**Work to do**.
1: In the article about Armin Shimerman and the San Diego Rep, which Shakespearean plays did Shimerman perform minor parts in for the Globe's summer festival?
2: Copy the stretch of the article about Armin Shimerman and the San Diego Rep from "But before he" through "very dramatic ways.", word for word.
3: Answer each of these from the article about Armin Shimerman and the San Diego Rep:
(a) Through what date does The Seafarer run at the San Diego Repertory Theatre?
(b) How many applicants competed for how many apprentice positions at the Globe that summer?
(c) Who was the Globe's artistic director at the time?

Stage Shows
San Diego Rep’s Luck Of The Irish
Actor Armin Shimerman considers himself a lucky man. From his first professional show in Shakespeare’s Merry Wives of Windsor to his most recent dramatic role in the Irish tale of The Seafarer – both performed on the San Diego stage – lady luck has had major influences in his theatrical career.
Shimerman joins the cast of The Seafarer, running at the San Diego Repertory Theatre through Dec. 13. It’s a haunting and hilarious show that has become a holiday hit on stages across the country since its Broadway debut in 2007.
But before he could join the current play, he had to experience some good – and bad – luck on another San Diego stage 35 years ago. Shimerman started his career with an apprentice role at The Old Globe Theatre. He was fresh out of college; he even had to reschedule a final exam to make the Globe audition.
“I had auditioned for the Globe, later to find out that there were 800 applicants vying for eight (apprentice) positions that were available that summer,” he said. “I was enormously fortunate to get one of those eight positions.”
Shimerman performed minor parts in three Shakespearean plays for the Globe’s summer festival, all performed in repertory: Love’s Labour’s Lost, Richard III and Merry Wives of Windsor. Two lucky strikes would hit him during that summer, events that would change his career in very dramatic ways.
“As luck would have it – and luck has permeated my life, all my life – one of the actors got a TV pilot and could not finish out the season,” Shimerman recalled. “Craig Noel, who was the artistic director at the time, called me into his office and very nicely said, ‘Armin, we’ve really enjoyed your work all summer long, and we’d like for you to take over the three major roles the other actor was playing.’ That’s a very nice ending to my beginning roots in San Diego.”
Lucky strike number two came after performing the leads for the final weeks of the season, specifically during the last performance of Merry Wives of Windsor.
“As I said, luck has always permeated my life,” Shimerman continued the story, adding, “But I preface this by saying, for years I thought this was bad luck. In hind sight, this was very good luck.”
After finishing his first scene in the show, Shimerman went to change into his next costume. Alone in his dressing room, he got out of his costume very quickly. “I did this Hunk thing and – argh!” he pulls on his shirt in a very animated gesture, “I tore the threads out, because I was so disgusted with this costume. And like a mad Rumplestiltskins, I jumped up and down on the costume, kicking it. I was so happy I would never have to wear it again.”
During his garment tirade, however, Shimerman heard his second scene starting on stage. He doesn’t say much during the scene, but his presence is pivotal to the play. “I have to be there,” he said, “I have to be there – in the costume I just trashed.” Needless to say, he missed the scene and the other actors had to perform without him.

**Stored data**.
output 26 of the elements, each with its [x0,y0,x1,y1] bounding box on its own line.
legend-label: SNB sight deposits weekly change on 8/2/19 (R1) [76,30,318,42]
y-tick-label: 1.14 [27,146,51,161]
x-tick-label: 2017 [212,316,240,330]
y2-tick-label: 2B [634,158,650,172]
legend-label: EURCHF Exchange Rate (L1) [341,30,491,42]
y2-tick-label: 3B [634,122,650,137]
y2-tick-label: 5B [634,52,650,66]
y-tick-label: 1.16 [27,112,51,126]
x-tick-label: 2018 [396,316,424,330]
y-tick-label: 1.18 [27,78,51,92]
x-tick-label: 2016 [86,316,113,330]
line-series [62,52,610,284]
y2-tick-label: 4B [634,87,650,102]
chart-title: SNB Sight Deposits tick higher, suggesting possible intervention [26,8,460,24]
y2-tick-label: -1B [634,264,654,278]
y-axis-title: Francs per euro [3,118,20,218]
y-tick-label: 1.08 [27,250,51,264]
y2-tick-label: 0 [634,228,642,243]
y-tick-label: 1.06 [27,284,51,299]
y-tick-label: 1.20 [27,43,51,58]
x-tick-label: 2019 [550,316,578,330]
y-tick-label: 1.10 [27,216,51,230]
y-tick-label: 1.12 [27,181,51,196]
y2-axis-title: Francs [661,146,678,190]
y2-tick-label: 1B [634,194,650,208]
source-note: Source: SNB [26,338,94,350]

**Exercise responses**.
1: Love's Labour's Lost, Richard III and Merry Wives of Windsor

2:
But before he could join the current play, he had to experience some good – and bad – luck on another San Diego stage 35 years ago. Shimerman started his career with an apprentice role at The Old Globe Theatre. He was fresh out of college; he even had to reschedule a final exam to make the Globe audition.
“I had auditioned for the Globe, later to find out that there were 800 applicants vying for eight (apprentice) positions that were available that summer,” he said. “I was enormously fortunate to get one of those eight positions.”
Shimerman performed minor parts in three Shakespearean plays for the Globe’s summer festival, all performed in repertory: Love’s Labour’s Lost, Richard III and Merry Wives of Windsor. Two lucky strikes would hit him during that summer, events that would change his career in very dramatic ways.

3:
(a) Dec. 13
(b) 800 applicants for eight positions
(c) Craig Noel